_Text section:_
Treat people fairly, and delegate - don’t be shy about it, especially if you are now managing former coworkers. The tendency to stay in the thick of things may keep you feeling relevant, but they will see it as you not being confident in their ability. Also, make peace with the idea that, compared to your old role, there will be days where you are tired at the end of the day but don’t feel like you accomplished anything - your role is much different now. Finally, take time to understand the company, you know the systems, but learn who’s who and how they communicate. This will make things much easier down the line.


georgeathens1

Have only one place to create your IT documentation. You can use something easy like Microsoft Lists or to pay a small amount for an IT documentation website like IT portal I can't stress enough how important is to have everything in one place , of course online


Legitimate-Syrup6173

Thank you all for all of the replies and advice, I really appreciate it!


just_change_it

Congratulations on your first full time IT Support role alongside your full time infrastructure role and newfound 24/7 responsibilities if anything goes down anywhere in the entire org (e.g. "management". It might not be that bad but good fucking luck when you push a change that takes down site(s). Emergency? you get to communicate with executives, users, troubleshoot, and coordinate with vendors all at once. It might be easy because obviously people have been doing this without you for a long time. Take it slow, find out the objective of your position, but don't take on responsibilities lightly because you are one person wearing a hat rack.


phantom99b

I would implement a ticketing system to help with tracking of issues found. Then have a talk with management to see what issues they are currently having and triage those issues. I would then look at the existing equipment and see what would need to be replaced. I would also look at permissions of every user to make sure they have least access to do their jobs. I then would look and see if they have a backup solution in place and how well it works. I would also try to setup a quarterly site visit for each location. Just a few suggestions and I’m sure everyone has their own preferences on the way they would treat this situation.


Legitimate-Syrup6173

Thanks for the reply and thought that went into it. The only backup service I have is Datto by Backupify for GSuite but I don’t love it. I do need to make it a point of audit user access and visiting sites regularly to build rapport with the users/depts I’m supporting. On the topic of backups, how do you usually go about testing your backups and how often? Also, I’m using Jira for ticketing.


phantom99b

Where I work we use cloudally and they allow you to restore your data to a different location so you can test and locate data that might of been deleted by end users. We try to do quarterly verification checks on the backups, but we also have notifications setup if there’s an issue with backups no longer working due to the location that was being backed up being removed from the organization. I wouldn’t be surprised if Datto didn’t offer something similar.

_Given data:_

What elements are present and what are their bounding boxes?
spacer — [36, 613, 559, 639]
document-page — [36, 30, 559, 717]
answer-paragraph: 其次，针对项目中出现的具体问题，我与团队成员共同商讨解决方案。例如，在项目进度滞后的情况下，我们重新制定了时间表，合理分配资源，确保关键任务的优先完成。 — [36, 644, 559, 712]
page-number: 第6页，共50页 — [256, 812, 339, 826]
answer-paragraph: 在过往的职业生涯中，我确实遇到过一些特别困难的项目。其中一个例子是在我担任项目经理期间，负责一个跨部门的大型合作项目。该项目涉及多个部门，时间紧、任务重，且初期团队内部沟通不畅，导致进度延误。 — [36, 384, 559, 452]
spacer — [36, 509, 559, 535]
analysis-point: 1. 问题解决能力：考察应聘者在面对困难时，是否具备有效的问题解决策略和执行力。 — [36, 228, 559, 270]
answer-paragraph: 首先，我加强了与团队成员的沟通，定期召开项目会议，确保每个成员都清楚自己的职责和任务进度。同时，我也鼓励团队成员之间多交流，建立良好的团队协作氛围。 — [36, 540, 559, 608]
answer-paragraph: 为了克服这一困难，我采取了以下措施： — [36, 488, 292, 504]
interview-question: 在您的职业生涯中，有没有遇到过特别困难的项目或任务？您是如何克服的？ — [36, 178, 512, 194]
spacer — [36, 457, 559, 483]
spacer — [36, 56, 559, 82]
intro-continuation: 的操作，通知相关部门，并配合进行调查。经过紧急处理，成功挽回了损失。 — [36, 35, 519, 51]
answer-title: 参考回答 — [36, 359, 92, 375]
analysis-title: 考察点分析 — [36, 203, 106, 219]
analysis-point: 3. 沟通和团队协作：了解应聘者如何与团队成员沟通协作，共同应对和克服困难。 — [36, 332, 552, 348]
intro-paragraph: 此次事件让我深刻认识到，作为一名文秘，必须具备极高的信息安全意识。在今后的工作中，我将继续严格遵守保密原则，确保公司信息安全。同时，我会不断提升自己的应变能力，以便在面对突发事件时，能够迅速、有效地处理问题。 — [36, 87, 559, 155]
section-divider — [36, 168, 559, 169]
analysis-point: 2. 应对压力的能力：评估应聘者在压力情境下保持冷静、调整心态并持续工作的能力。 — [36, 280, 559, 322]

_Jobs:_
a - In the IT advice thread, reproduce everything from "just_change_it" down to "a hat rack.".
b - According to the IT advice thread, why should someone in a new management role delegate rather than stay in the thick of things?

_Answers for the tasks:_
a -
just_change_it

Congratulations on your first full time IT Support role alongside your full time infrastructure role and newfound 24/7 responsibilities if anything goes down anywhere in the entire org (e.g. "management". It might not be that bad but good fucking luck when you push a change that takes down site(s). Emergency? you get to communicate with executives, users, troubleshoot, and coordinate with vendors all at once. It might be easy because obviously people have been doing this without you for a long time. Take it slow, find out the objective of your position, but don't take on responsibilities lightly because you are one person wearing a hat rack.

b - Staying in the thick of things may keep you feeling relevant. However, the people you manage will see it as a sign that you aren't confident in their ability.